* **WHAT NEEDS TO BE DONE**: Scan the listing that follows and report how many lines contain "REGISTERED". Write the number alone.

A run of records
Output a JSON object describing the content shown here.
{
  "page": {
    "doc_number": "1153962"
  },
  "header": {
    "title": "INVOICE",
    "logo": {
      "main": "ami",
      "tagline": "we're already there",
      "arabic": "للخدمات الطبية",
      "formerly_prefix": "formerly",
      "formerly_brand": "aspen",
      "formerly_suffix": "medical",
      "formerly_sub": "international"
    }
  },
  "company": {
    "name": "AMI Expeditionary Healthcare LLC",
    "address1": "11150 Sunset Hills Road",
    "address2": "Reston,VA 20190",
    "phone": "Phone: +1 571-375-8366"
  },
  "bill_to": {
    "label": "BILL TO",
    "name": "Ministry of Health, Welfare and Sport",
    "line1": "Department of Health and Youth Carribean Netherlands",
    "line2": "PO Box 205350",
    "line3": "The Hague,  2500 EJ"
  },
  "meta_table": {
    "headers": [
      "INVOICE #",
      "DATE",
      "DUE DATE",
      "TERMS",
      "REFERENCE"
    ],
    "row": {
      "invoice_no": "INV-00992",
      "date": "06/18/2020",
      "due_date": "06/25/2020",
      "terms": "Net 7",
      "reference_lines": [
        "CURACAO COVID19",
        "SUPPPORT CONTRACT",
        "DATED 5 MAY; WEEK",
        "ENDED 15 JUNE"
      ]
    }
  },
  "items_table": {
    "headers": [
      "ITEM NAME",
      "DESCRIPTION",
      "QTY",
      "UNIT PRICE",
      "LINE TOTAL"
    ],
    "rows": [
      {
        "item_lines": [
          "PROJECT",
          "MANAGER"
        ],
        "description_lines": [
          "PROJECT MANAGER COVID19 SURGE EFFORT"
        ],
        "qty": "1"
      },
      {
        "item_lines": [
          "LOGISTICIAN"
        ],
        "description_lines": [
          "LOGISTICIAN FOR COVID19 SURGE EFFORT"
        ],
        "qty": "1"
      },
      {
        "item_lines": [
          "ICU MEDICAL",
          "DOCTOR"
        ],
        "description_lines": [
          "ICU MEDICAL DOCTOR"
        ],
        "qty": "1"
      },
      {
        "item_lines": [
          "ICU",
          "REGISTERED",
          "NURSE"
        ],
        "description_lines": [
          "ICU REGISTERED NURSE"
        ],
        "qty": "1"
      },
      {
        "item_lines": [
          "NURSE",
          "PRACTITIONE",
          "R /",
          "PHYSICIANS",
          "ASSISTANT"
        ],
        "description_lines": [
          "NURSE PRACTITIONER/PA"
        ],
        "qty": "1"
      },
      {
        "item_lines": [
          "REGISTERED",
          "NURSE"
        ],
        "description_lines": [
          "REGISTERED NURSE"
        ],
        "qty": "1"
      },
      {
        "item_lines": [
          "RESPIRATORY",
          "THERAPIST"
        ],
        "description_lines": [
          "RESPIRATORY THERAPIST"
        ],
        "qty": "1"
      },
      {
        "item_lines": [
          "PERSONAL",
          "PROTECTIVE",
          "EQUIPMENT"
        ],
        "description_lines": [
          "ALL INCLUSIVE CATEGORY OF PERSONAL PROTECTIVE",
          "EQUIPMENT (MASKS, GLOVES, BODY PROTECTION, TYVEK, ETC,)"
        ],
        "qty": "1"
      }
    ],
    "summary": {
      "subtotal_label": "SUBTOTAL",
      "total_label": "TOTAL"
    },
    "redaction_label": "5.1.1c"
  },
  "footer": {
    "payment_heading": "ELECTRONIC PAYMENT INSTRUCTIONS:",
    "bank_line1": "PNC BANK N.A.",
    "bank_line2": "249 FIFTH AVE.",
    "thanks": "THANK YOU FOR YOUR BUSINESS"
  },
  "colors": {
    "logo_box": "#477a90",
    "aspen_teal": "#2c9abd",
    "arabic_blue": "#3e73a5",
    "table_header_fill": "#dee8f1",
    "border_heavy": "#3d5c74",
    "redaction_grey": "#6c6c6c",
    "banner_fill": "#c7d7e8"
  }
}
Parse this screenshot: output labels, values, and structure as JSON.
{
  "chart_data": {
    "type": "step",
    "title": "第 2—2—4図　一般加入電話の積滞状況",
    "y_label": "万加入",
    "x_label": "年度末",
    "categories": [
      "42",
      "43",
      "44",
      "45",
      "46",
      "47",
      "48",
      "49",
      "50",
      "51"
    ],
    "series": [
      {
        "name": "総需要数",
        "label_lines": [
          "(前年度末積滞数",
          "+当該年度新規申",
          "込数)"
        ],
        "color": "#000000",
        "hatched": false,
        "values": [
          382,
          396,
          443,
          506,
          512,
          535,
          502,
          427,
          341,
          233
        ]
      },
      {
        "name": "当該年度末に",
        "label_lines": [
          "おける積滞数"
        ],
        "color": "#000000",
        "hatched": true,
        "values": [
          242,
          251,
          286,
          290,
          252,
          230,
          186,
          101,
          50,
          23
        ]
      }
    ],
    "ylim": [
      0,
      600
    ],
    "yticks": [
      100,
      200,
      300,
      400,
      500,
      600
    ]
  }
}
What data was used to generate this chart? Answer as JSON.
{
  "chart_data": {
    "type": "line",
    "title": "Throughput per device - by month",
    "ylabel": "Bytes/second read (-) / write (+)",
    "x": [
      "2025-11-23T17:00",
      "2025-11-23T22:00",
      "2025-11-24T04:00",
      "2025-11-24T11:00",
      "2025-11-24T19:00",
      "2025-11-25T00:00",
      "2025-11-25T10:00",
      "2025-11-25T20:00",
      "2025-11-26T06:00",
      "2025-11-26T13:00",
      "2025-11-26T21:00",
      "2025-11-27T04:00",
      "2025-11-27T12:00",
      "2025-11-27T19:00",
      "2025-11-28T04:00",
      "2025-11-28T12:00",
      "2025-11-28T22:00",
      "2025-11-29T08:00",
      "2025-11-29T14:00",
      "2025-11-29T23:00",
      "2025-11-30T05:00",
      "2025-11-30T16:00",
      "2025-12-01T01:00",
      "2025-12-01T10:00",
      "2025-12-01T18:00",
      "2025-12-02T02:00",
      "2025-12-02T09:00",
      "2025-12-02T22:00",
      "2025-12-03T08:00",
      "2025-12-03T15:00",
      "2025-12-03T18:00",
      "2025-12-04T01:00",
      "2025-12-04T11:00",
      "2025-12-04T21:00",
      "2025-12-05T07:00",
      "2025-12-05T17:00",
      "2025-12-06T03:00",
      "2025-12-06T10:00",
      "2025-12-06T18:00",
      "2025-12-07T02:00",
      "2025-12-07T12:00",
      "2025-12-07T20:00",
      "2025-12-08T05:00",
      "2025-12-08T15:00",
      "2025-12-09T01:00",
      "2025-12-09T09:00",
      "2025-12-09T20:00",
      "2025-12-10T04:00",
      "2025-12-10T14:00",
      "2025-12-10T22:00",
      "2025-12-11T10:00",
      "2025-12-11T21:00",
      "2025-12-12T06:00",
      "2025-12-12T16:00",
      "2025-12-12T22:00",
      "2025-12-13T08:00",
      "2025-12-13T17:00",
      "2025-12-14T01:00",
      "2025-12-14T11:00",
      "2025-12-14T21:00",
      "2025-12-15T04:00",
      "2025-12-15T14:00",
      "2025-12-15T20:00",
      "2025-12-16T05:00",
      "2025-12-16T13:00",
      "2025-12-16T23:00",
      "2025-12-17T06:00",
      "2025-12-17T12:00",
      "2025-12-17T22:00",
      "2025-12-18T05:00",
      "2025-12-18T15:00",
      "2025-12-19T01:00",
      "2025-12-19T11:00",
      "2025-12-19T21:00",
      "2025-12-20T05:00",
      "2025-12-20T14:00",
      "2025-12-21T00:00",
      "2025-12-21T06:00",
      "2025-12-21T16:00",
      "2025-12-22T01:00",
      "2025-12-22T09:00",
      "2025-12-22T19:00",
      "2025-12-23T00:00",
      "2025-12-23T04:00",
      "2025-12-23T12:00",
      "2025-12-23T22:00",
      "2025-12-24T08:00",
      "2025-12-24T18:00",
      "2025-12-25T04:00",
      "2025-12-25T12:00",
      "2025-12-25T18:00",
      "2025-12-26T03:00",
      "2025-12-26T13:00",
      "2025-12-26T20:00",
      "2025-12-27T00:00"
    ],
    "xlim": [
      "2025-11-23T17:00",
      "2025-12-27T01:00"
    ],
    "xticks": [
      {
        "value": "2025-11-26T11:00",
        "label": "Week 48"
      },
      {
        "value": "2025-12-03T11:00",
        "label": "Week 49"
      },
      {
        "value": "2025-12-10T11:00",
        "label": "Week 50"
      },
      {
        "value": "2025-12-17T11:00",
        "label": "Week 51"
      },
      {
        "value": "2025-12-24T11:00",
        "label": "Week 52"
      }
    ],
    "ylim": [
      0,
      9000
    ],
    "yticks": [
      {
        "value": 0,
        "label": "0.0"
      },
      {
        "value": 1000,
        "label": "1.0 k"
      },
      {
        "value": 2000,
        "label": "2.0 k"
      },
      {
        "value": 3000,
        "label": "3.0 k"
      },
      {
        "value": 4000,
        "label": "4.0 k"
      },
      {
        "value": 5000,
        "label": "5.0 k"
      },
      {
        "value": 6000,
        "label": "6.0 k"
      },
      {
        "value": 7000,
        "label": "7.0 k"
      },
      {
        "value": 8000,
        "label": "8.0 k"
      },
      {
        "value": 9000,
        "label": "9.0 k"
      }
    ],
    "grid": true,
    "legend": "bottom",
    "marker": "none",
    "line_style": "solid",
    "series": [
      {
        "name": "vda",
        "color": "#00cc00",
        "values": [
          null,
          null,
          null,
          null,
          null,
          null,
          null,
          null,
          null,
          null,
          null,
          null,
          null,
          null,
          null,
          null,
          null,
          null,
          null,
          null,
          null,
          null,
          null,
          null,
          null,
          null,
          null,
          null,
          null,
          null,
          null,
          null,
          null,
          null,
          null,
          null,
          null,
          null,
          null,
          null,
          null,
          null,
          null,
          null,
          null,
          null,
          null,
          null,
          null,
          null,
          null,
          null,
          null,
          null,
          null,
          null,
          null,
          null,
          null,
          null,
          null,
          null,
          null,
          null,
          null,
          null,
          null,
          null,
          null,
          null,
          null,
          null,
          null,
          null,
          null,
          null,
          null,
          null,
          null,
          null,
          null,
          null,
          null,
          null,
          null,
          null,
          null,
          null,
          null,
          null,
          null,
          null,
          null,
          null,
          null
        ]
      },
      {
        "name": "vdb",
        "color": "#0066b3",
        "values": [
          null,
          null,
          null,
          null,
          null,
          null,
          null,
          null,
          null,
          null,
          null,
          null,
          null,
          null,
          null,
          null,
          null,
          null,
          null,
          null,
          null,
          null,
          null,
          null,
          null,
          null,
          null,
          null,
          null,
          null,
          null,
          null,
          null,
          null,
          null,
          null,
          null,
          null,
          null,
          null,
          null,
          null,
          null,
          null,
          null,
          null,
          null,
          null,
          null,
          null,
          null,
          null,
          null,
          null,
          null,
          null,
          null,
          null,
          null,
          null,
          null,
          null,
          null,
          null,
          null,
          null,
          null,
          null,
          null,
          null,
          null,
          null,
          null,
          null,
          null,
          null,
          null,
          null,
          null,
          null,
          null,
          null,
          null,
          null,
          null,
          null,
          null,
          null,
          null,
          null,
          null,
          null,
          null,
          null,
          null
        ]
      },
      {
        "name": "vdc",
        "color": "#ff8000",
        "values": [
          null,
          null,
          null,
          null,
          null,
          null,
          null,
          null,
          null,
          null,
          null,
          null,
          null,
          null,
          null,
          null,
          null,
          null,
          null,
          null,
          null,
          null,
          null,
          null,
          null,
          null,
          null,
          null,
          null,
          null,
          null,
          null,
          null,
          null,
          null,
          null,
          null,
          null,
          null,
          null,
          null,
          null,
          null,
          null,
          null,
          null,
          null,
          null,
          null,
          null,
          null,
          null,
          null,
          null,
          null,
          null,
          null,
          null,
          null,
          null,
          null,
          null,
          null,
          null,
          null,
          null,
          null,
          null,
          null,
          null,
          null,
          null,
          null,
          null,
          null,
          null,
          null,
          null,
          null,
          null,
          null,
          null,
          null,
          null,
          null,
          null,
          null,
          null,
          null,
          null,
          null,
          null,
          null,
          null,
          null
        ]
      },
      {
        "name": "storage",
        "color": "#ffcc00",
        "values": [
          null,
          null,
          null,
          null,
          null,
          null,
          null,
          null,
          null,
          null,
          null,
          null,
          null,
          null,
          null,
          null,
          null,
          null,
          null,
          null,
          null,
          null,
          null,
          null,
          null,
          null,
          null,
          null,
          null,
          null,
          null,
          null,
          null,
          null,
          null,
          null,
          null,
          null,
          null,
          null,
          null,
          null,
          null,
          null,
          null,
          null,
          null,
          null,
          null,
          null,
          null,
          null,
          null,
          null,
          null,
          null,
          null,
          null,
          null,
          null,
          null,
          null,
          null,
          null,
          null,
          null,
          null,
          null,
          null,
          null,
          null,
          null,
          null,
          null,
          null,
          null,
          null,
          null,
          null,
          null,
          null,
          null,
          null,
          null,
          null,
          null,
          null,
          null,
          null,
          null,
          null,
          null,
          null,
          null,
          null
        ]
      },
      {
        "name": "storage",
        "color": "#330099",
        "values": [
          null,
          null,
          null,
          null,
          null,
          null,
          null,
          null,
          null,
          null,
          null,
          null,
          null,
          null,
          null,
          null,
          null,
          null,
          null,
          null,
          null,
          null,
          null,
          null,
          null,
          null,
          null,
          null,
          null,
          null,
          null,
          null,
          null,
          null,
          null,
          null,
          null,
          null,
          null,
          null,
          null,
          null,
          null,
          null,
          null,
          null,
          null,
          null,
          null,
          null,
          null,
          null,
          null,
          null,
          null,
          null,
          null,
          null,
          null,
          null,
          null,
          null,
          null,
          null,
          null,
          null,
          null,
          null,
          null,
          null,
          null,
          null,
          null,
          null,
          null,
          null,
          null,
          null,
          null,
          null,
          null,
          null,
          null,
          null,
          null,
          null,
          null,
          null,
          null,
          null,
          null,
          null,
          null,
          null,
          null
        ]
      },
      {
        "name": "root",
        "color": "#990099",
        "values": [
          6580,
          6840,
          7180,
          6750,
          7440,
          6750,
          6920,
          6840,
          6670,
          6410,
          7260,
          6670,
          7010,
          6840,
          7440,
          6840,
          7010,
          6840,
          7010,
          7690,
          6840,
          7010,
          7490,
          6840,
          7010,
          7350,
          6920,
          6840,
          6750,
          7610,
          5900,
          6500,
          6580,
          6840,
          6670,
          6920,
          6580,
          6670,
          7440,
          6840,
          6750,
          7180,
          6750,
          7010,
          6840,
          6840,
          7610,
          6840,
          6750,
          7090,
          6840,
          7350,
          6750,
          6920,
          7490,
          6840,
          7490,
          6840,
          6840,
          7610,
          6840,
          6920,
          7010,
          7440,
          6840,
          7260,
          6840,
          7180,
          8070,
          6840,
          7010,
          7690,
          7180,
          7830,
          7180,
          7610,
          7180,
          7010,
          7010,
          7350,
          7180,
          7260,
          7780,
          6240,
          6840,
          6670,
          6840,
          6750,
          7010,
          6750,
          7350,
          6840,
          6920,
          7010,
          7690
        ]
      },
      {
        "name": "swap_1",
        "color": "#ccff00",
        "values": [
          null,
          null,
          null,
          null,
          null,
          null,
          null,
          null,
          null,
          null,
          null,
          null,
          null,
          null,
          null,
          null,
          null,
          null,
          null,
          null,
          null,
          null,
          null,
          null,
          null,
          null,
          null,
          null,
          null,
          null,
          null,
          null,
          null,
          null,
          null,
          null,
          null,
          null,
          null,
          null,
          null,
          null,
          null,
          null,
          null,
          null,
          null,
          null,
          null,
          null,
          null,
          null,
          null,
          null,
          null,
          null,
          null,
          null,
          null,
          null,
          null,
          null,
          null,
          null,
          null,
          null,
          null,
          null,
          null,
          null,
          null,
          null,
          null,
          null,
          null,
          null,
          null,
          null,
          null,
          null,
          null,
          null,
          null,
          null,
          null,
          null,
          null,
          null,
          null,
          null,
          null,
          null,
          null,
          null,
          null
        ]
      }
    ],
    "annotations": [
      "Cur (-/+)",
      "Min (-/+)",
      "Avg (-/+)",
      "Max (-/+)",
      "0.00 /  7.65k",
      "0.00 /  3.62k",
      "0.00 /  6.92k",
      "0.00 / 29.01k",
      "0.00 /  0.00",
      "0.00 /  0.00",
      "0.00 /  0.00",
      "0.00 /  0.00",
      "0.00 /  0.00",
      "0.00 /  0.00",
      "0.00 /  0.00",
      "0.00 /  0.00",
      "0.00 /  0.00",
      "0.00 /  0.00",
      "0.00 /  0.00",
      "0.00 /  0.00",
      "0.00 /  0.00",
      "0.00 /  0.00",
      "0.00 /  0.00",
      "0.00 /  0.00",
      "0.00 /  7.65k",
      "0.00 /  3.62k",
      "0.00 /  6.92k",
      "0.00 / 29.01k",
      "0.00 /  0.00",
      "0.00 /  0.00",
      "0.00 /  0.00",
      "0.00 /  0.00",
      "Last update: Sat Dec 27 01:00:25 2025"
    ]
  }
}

* **TASK ANSWER**: 4